*Data lines:*
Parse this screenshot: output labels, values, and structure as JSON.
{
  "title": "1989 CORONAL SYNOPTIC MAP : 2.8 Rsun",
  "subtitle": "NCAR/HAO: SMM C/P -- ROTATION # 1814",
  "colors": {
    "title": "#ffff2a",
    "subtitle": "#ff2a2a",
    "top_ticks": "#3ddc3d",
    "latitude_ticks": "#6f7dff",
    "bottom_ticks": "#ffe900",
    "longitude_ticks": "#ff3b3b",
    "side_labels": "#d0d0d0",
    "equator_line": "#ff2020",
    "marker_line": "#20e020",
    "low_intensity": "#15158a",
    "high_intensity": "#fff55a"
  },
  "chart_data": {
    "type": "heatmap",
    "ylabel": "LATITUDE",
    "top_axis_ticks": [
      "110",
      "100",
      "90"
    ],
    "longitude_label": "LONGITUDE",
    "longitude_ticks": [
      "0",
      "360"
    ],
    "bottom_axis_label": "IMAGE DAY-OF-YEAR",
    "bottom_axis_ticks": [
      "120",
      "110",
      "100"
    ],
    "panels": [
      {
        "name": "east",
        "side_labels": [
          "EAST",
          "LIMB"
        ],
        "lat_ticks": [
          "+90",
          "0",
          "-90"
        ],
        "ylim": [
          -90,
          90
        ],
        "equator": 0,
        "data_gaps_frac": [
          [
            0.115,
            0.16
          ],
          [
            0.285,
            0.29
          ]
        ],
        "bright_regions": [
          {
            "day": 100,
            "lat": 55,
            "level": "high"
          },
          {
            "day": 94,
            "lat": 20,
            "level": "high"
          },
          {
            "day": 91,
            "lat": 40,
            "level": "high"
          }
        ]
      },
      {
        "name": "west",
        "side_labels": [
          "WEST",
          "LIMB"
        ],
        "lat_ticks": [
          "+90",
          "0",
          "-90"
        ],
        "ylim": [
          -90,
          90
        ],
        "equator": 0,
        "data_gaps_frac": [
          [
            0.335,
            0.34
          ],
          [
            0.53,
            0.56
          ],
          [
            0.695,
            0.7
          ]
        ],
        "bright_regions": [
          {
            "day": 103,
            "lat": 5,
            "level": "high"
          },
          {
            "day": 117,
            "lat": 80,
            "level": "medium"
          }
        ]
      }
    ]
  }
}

* * *

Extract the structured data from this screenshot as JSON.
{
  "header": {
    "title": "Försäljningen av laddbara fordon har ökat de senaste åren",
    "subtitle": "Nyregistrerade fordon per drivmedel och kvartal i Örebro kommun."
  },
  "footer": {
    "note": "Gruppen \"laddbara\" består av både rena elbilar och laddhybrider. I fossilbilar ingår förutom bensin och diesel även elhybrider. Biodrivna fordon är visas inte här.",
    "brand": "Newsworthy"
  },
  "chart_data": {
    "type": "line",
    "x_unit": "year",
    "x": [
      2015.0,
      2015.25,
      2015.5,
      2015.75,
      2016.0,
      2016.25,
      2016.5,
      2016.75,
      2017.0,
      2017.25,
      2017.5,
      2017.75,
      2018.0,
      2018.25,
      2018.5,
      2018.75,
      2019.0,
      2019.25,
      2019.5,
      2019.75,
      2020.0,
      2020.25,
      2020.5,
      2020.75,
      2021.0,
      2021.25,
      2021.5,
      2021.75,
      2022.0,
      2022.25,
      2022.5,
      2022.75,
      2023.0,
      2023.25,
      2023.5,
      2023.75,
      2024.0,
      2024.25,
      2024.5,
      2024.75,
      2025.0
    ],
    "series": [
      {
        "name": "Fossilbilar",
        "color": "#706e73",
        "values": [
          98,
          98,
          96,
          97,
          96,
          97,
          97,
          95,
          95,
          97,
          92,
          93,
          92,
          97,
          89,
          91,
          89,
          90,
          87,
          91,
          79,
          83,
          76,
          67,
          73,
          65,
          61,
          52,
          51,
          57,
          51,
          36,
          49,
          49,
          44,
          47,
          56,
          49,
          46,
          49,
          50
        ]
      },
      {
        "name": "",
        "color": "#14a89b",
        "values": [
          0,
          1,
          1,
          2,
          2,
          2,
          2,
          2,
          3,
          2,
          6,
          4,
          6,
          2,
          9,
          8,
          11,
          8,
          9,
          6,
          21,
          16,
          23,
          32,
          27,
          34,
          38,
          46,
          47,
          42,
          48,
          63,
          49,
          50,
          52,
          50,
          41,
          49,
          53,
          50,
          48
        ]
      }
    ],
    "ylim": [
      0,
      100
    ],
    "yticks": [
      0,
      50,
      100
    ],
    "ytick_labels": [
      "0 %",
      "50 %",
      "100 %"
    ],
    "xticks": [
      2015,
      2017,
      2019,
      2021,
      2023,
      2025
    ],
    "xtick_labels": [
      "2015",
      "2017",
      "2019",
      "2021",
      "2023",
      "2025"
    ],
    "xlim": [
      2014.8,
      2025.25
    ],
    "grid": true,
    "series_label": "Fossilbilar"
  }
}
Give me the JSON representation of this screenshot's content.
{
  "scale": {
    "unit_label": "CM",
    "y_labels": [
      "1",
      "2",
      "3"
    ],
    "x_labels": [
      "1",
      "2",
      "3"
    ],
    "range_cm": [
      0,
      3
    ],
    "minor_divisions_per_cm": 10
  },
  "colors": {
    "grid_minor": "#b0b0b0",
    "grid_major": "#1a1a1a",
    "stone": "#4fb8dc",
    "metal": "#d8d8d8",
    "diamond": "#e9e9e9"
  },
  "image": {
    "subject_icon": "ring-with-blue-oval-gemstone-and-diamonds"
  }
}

*Job:*
Looking at the entries above, how many lines contain the word "fordon"? Answer with the number alone.

*Result of the task:*
3